**Selected excerpt**
** Begin **

State v. Plunkett

Decision Date14 March 1997
Docket NumberNo. 75290,75290
Citation934 P.2d 113,261 Kan. 1024
PartiesSTATE of Kansas, Appellee, v. Bennie L. PLUNKETT, Jr., Appellant.
CourtKansas Supreme Court

Syllabus by the Court

1. Trial judges confronted with disruptive, contumacious, or stubbornly defiant defendants must be given sufficient discretion to meet the circumstances of each case.

2. Rape is a general criminal intent crime. As defined in K.S.A. 21-3502, it does not require as one of the statutory elements of the offense a specific intent on the part of the defendant to commit rape; therefore, there is no necessity to instruct on such a specific intent.

3. PIK Crim.3d 57.01, the jury instruction for rape, follows the language of the criminal statute for rape almost verbatim. The word "intentionally" is not an element in the rape statute and, therefore, is properly not included in the pattern jury instruction.

4. PIK Crim.3d 54.01-A, the general criminal intent instruction, is derived from K.S.A. 21-3201(a) and (b), the general criminal intent statute. This instruction should be used only where the crime requires a general criminal intent and the state of mind of the defendant is a substantial issue in the case.

5. The testimony of the prosecutrix alone can be sufficient to sustain a rape conviction without further corroboration if the evidence is clear and convincing and is not so incredible and improbable as to defy belief.

** End **

**Supplied entries**
** Begin **

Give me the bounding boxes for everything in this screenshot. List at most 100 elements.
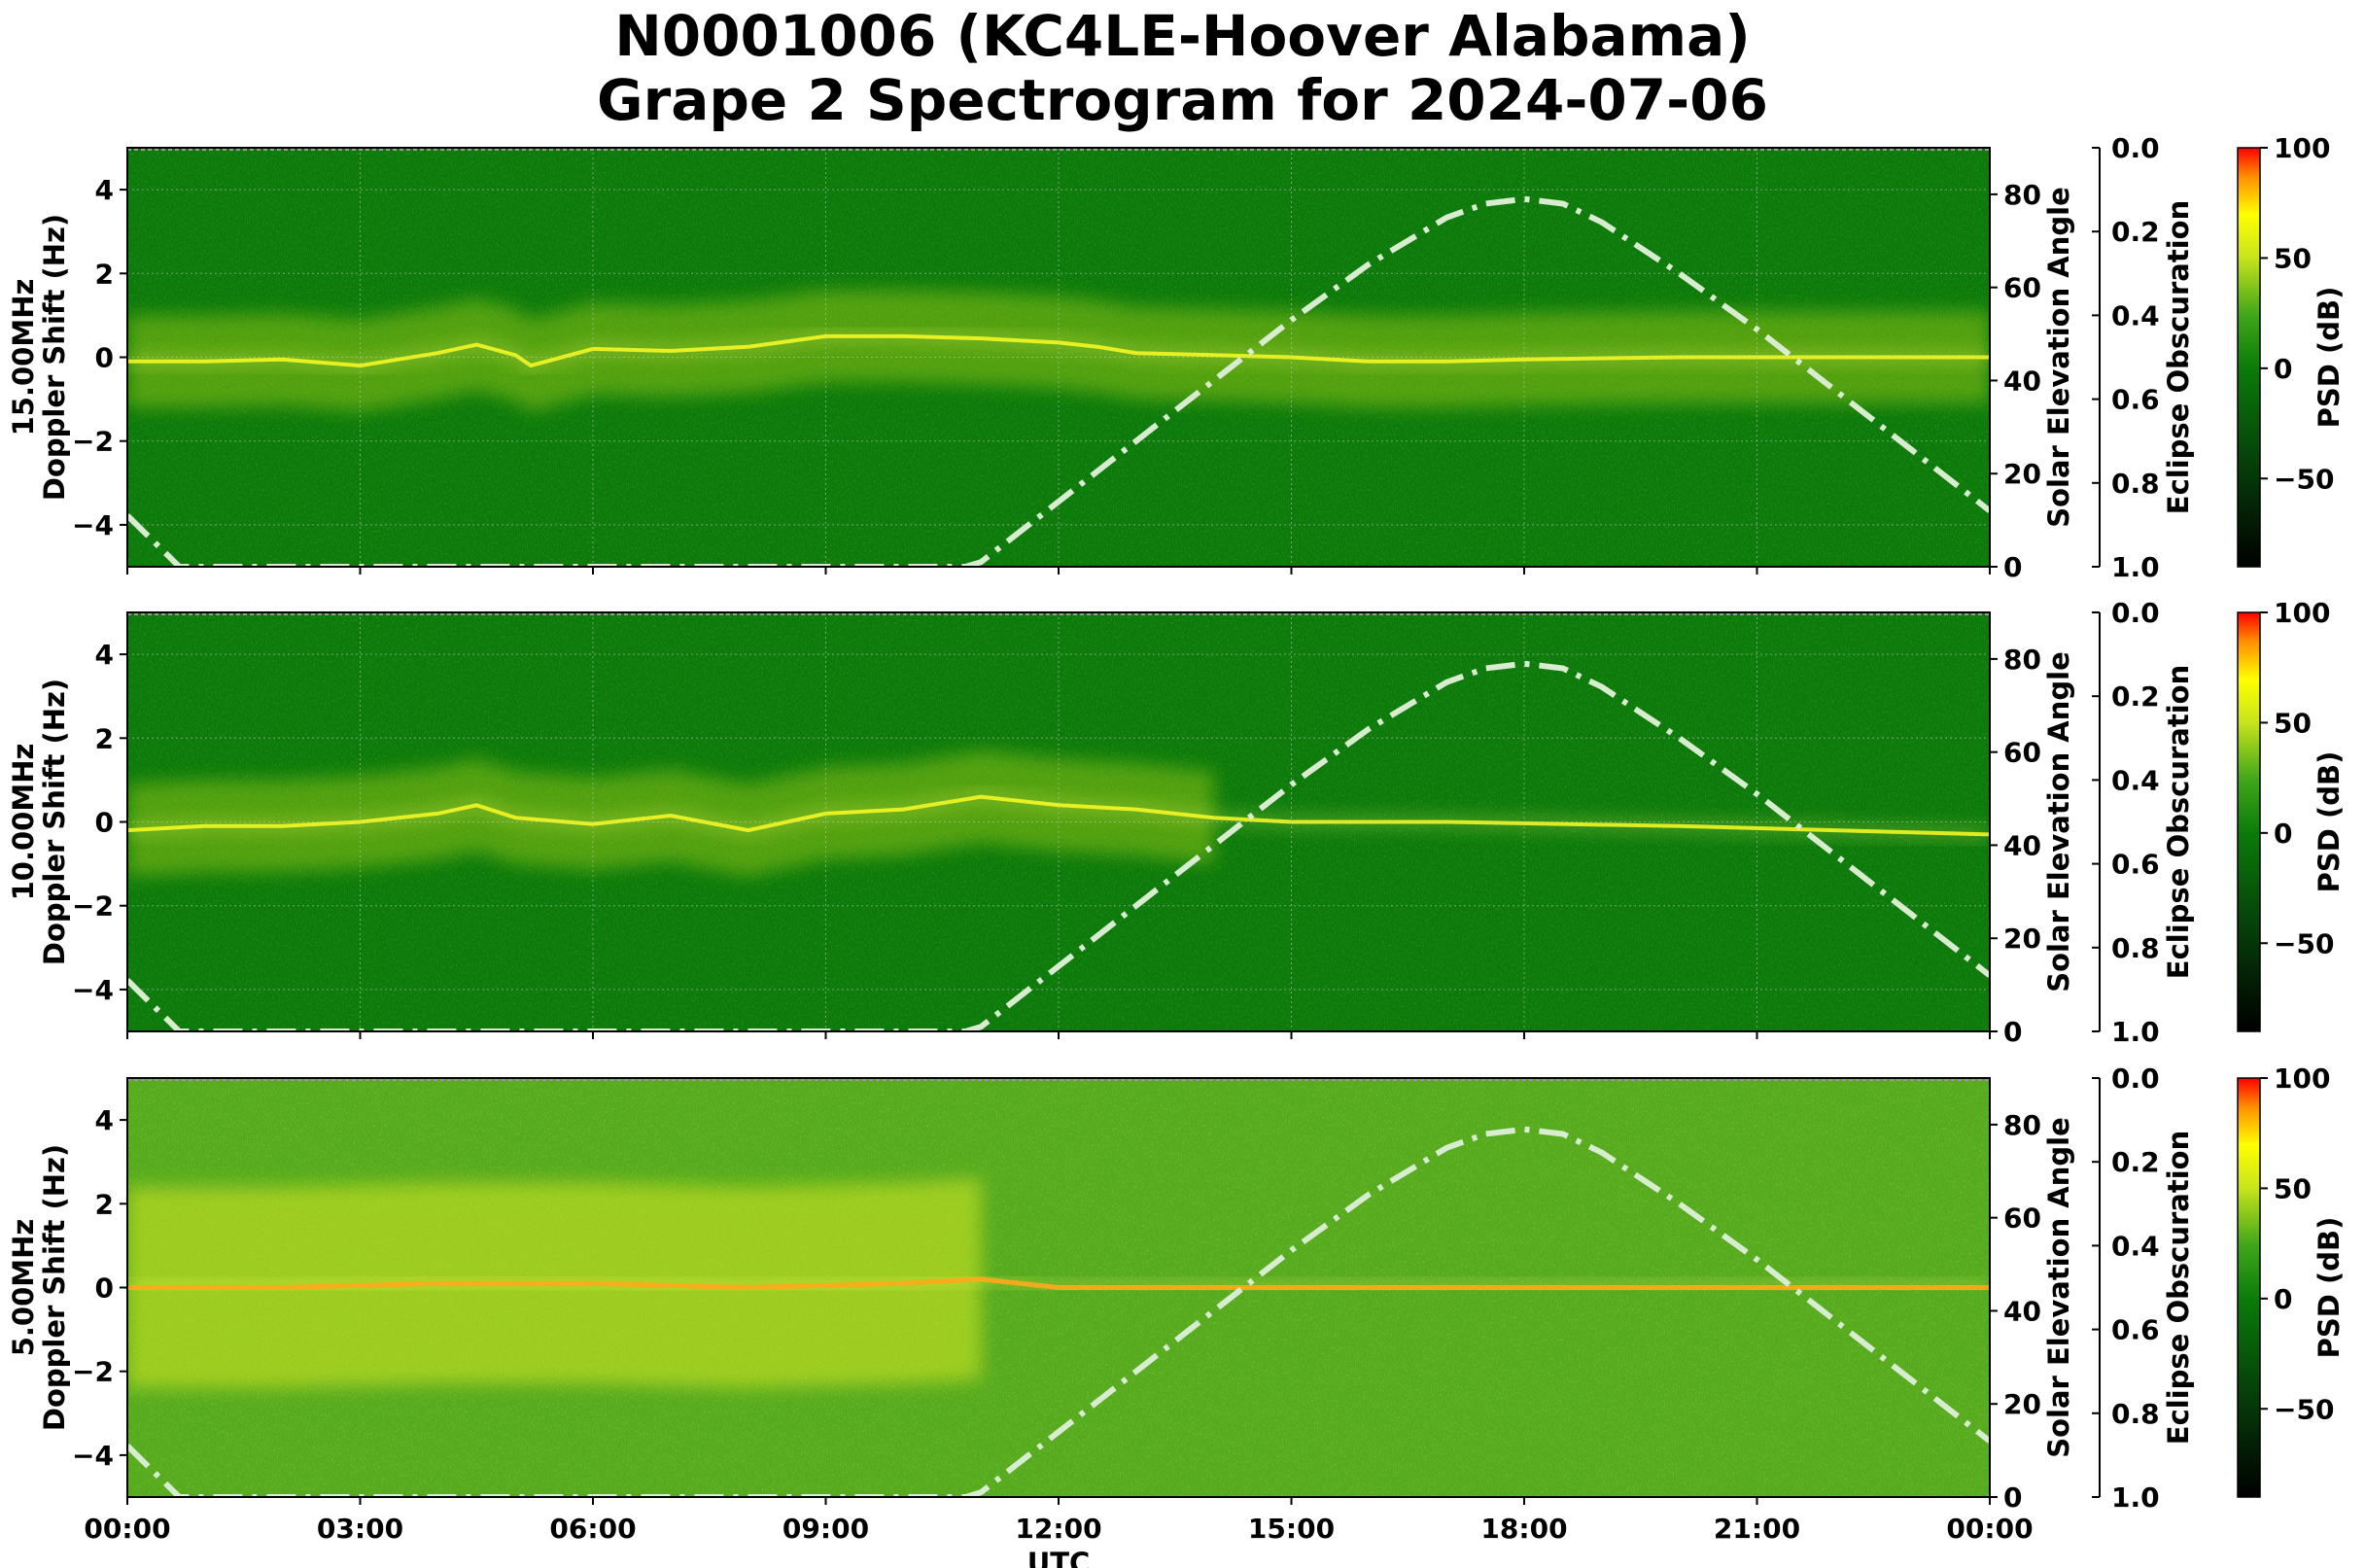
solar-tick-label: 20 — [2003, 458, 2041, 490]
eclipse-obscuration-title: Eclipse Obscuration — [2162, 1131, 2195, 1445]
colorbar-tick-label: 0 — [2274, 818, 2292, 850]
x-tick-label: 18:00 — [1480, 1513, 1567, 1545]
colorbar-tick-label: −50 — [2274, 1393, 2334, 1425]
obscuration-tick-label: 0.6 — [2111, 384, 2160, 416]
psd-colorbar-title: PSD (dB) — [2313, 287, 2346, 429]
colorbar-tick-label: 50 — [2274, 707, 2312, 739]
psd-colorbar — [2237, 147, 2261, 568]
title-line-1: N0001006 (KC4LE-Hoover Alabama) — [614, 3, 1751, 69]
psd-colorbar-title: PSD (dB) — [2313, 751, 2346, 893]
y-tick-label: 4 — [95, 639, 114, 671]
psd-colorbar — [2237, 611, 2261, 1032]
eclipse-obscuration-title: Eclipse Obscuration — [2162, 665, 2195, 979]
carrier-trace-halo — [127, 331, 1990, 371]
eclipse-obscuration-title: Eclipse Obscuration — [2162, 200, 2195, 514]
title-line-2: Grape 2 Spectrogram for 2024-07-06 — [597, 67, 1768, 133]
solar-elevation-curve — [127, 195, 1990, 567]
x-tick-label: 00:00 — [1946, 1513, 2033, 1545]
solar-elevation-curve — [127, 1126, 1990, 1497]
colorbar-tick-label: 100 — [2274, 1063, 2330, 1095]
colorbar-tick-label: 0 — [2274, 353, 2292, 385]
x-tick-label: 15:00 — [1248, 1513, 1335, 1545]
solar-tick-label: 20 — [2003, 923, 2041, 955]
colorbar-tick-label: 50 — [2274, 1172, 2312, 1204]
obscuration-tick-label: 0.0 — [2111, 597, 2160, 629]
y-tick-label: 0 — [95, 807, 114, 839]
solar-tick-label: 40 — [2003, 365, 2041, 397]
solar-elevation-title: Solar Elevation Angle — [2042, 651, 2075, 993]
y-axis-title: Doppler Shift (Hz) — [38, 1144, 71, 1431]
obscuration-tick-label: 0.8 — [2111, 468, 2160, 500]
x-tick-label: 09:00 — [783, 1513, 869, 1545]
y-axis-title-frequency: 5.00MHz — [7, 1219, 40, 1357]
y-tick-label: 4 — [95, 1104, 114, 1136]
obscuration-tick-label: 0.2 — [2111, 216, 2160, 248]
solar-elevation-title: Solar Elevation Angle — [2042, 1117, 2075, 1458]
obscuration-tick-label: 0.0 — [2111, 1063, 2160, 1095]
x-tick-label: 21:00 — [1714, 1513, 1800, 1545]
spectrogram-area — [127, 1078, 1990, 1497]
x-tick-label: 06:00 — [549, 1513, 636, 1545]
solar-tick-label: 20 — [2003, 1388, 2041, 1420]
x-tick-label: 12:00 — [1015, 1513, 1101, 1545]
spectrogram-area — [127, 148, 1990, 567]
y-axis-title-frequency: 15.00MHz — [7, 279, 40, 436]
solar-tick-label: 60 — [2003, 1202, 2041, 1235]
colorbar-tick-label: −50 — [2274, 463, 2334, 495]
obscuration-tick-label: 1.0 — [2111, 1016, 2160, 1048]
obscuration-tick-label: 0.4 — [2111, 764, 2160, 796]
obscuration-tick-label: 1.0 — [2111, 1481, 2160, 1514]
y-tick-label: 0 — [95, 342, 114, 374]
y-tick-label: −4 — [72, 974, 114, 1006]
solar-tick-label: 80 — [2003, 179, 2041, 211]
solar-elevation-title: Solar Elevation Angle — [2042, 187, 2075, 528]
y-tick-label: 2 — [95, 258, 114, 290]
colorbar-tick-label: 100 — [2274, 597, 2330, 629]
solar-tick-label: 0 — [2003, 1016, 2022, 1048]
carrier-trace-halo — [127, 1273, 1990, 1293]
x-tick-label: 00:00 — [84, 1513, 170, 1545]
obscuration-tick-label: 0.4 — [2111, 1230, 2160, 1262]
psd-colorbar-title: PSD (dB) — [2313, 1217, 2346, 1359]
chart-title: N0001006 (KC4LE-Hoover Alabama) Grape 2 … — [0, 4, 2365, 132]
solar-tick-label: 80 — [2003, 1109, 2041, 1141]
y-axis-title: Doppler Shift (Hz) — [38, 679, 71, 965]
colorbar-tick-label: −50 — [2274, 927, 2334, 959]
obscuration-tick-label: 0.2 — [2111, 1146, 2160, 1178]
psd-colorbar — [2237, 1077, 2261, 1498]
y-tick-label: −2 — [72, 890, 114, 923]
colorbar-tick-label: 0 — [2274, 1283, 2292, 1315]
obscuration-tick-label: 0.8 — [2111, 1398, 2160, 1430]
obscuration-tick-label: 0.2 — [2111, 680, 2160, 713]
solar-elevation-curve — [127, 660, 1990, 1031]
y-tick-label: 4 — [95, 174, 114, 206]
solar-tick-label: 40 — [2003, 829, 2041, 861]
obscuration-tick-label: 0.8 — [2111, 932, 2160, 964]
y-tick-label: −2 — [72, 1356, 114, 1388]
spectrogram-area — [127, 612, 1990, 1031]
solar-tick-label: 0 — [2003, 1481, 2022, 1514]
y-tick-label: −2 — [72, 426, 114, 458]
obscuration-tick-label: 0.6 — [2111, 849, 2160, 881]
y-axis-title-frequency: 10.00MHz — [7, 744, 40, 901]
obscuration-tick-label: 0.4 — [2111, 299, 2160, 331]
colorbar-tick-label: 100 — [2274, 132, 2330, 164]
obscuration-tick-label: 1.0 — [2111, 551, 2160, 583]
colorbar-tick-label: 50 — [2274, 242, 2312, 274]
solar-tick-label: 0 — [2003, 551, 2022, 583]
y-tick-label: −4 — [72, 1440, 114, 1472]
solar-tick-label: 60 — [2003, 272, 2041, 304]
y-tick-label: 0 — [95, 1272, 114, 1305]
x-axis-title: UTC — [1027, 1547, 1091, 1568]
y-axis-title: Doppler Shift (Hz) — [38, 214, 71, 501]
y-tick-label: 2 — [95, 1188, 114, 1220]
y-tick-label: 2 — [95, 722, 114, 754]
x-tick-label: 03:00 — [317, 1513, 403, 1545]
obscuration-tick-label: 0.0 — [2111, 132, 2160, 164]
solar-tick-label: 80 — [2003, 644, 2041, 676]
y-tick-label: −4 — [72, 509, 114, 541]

** End **

**Tasks to perform**
A – For each statement below, say whether it agrees with the State v. Plunkett syllabus, answering yes or no and quoting the deciding words of the syllabus. (i) Rape is treated as a specific intent crime. (ii) The word "intentionally" is not an element in the rape statute. (iii) A rape conviction can rest on the testimony of the prosecutrix alone.
B – Please output the part of the State v. Plunkett syllabus starting at "3. PIK Crim.3d" and ending at "pattern jury instruction.".
C – Summarize the State v. Plunkett syllabus in two sentences.

**Responses in order**
A –
(i) No: "Rape is a general criminal intent crime."
(ii) Yes: "The word "intentionally" is not an element in the rape statute"
(iii) Yes: "The testimony of the prosecutrix alone can be sufficient to sustain a rape conviction without further corroboration"

B –
3. PIK Crim.3d 57.01, the jury instruction for rape, follows the language of the criminal statute for rape almost verbatim. The word "intentionally" is not an element in the rape statute and, therefore, is properly not included in the pattern jury instruction.

C – In this 1997 Kansas Supreme Court case, the syllabus holds that trial judges need sufficient discretion to deal with disruptive or defiant defendants, and that rape is a general criminal intent crime, so no instruction on specific intent is needed. It adds that the general criminal intent instruction belongs only where the defendant's state of mind is a substantial issue, and that the prosecutrix's testimony alone can sustain a rape conviction if the evidence is clear and convincing.